▶ [Aim of the task]: Copy out all the entries word for word.

▶ [Records for processing]:
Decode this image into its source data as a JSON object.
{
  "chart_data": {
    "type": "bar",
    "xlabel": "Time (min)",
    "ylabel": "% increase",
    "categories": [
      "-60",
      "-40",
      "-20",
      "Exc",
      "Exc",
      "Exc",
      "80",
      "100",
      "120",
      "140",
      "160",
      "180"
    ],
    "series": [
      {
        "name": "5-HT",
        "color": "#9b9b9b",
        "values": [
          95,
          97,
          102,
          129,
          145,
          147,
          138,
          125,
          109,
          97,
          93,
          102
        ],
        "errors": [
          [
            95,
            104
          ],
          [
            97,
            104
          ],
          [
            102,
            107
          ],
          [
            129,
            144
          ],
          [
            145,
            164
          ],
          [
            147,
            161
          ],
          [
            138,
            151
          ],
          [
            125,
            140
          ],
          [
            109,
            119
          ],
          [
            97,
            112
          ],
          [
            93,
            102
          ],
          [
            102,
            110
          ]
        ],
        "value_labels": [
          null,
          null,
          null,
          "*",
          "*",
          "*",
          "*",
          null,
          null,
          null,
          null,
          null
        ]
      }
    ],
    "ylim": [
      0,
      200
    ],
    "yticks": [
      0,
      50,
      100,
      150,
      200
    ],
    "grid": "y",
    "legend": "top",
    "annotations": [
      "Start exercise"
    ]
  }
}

▶ [Expected answer]:
Decode this image into its source data as a JSON object.
{
  "chart_data": {
    "type": "bar",
    "xlabel": "Time (min)",
    "ylabel": "% increase",
    "categories": [
      "-60",
      "-40",
      "-20",
      "Exc",
      "Exc",
      "Exc",
      "80",
      "100",
      "120",
      "140",
      "160",
      "180"
    ],
    "series": [
      {
        "name": "5-HT",
        "color": "#9b9b9b",
        "values": [
          95,
          97,
          102,
          129,
          145,
          147,
          138,
          125,
          109,
          97,
          93,
          102
        ],
        "errors": [
          [
            95,
            104
          ],
          [
            97,
            104
          ],
          [
            102,
            107
          ],
          [
            129,
            144
          ],
          [
            145,
            164
          ],
          [
            147,
            161
          ],
          [
            138,
            151
          ],
          [
            125,
            140
          ],
          [
            109,
            119
          ],
          [
            97,
            112
          ],
          [
            93,
            102
          ],
          [
            102,
            110
          ]
        ],
        "value_labels": [
          null,
          null,
          null,
          "*",
          "*",
          "*",
          "*",
          null,
          null,
          null,
          null,
          null
        ]
      }
    ],
    "ylim": [
      0,
      200
    ],
    "yticks": [
      0,
      50,
      100,
      150,
      200
    ],
    "grid": "y",
    "legend": "top",
    "annotations": [
      "Start exercise"
    ]
  }
}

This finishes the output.